* **TASK INSTRUCTIONS**
Each entry should be quoted word for word, including every mark of punctuation.

* **Dataset rows**
START
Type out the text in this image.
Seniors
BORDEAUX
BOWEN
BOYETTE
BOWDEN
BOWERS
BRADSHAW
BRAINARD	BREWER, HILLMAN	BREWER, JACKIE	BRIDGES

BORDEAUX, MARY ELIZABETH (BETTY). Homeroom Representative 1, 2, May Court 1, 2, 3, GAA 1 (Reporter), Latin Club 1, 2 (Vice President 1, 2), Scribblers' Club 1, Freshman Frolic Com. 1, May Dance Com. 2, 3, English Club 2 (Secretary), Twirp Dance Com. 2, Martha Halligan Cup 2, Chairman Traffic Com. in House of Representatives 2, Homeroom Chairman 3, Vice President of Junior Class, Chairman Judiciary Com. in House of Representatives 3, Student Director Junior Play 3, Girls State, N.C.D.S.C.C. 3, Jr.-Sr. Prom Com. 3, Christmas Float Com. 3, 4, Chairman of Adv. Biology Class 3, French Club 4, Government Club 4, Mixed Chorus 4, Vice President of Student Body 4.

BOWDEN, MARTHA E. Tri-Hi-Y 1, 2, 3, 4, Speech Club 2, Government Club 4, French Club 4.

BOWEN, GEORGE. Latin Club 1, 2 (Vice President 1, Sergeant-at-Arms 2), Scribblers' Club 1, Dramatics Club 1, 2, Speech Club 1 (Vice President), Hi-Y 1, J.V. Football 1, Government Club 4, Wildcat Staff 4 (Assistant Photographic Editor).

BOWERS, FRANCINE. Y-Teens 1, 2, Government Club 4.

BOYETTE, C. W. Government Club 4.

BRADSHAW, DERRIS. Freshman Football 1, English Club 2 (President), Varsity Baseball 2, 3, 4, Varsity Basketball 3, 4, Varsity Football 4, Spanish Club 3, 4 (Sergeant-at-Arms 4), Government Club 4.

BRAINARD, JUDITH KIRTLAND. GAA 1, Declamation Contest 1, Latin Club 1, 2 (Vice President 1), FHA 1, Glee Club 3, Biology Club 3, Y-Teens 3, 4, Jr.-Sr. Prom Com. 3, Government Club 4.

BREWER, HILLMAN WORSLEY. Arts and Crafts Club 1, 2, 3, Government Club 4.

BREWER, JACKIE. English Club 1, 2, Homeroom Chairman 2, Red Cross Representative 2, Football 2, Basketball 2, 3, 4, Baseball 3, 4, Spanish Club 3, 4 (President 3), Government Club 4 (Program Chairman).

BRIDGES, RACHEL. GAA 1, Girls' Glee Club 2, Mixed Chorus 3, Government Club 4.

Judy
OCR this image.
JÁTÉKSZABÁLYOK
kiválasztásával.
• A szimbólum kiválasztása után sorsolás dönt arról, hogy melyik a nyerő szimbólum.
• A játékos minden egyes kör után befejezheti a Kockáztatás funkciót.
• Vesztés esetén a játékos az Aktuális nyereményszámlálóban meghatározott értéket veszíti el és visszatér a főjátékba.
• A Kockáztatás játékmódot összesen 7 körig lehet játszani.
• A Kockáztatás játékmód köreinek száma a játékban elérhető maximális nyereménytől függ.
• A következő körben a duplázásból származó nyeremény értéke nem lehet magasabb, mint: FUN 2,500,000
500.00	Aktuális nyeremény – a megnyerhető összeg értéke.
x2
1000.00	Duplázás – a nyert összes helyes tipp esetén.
END
* **RESULT OF THIS TASK**
Type out the text in this image.
Seniors
BORDEAUX
BOWEN
BOYETTE
BOWDEN
BOWERS
BRADSHAW
BRAINARD	BREWER, HILLMAN	BREWER, JACKIE	BRIDGES

BORDEAUX, MARY ELIZABETH (BETTY). Homeroom Representative 1, 2, May Court 1, 2, 3, GAA 1 (Reporter), Latin Club 1, 2 (Vice President 1, 2), Scribblers' Club 1, Freshman Frolic Com. 1, May Dance Com. 2, 3, English Club 2 (Secretary), Twirp Dance Com. 2, Martha Halligan Cup 2, Chairman Traffic Com. in House of Representatives 2, Homeroom Chairman 3, Vice President of Junior Class, Chairman Judiciary Com. in House of Representatives 3, Student Director Junior Play 3, Girls State, N.C.D.S.C.C. 3, Jr.-Sr. Prom Com. 3, Christmas Float Com. 3, 4, Chairman of Adv. Biology Class 3, French Club 4, Government Club 4, Mixed Chorus 4, Vice President of Student Body 4.

BOWDEN, MARTHA E. Tri-Hi-Y 1, 2, 3, 4, Speech Club 2, Government Club 4, French Club 4.

BOWEN, GEORGE. Latin Club 1, 2 (Vice President 1, Sergeant-at-Arms 2), Scribblers' Club 1, Dramatics Club 1, 2, Speech Club 1 (Vice President), Hi-Y 1, J.V. Football 1, Government Club 4, Wildcat Staff 4 (Assistant Photographic Editor).

BOWERS, FRANCINE. Y-Teens 1, 2, Government Club 4.

BOYETTE, C. W. Government Club 4.

BRADSHAW, DERRIS. Freshman Football 1, English Club 2 (President), Varsity Baseball 2, 3, 4, Varsity Basketball 3, 4, Varsity Football 4, Spanish Club 3, 4 (Sergeant-at-Arms 4), Government Club 4.

BRAINARD, JUDITH KIRTLAND. GAA 1, Declamation Contest 1, Latin Club 1, 2 (Vice President 1), FHA 1, Glee Club 3, Biology Club 3, Y-Teens 3, 4, Jr.-Sr. Prom Com. 3, Government Club 4.

BREWER, HILLMAN WORSLEY. Arts and Crafts Club 1, 2, 3, Government Club 4.

BREWER, JACKIE. English Club 1, 2, Homeroom Chairman 2, Red Cross Representative 2, Football 2, Basketball 2, 3, 4, Baseball 3, 4, Spanish Club 3, 4 (President 3), Government Club 4 (Program Chairman).

BRIDGES, RACHEL. GAA 1, Girls' Glee Club 2, Mixed Chorus 3, Government Club 4.

Judy
OCR this image.
JÁTÉKSZABÁLYOK
kiválasztásával.
• A szimbólum kiválasztása után sorsolás dönt arról, hogy melyik a nyerő szimbólum.
• A játékos minden egyes kör után befejezheti a Kockáztatás funkciót.
• Vesztés esetén a játékos az Aktuális nyereményszámlálóban meghatározott értéket veszíti el és visszatér a főjátékba.
• A Kockáztatás játékmódot összesen 7 körig lehet játszani.
• A Kockáztatás játékmód köreinek száma a játékban elérhető maximális nyereménytől függ.
• A következő körben a duplázásból származó nyeremény értéke nem lehet magasabb, mint: FUN 2,500,000
500.00	Aktuális nyeremény – a megnyerhető összeg értéke.
x2
1000.00	Duplázás – a nyert összes helyes tipp esetén.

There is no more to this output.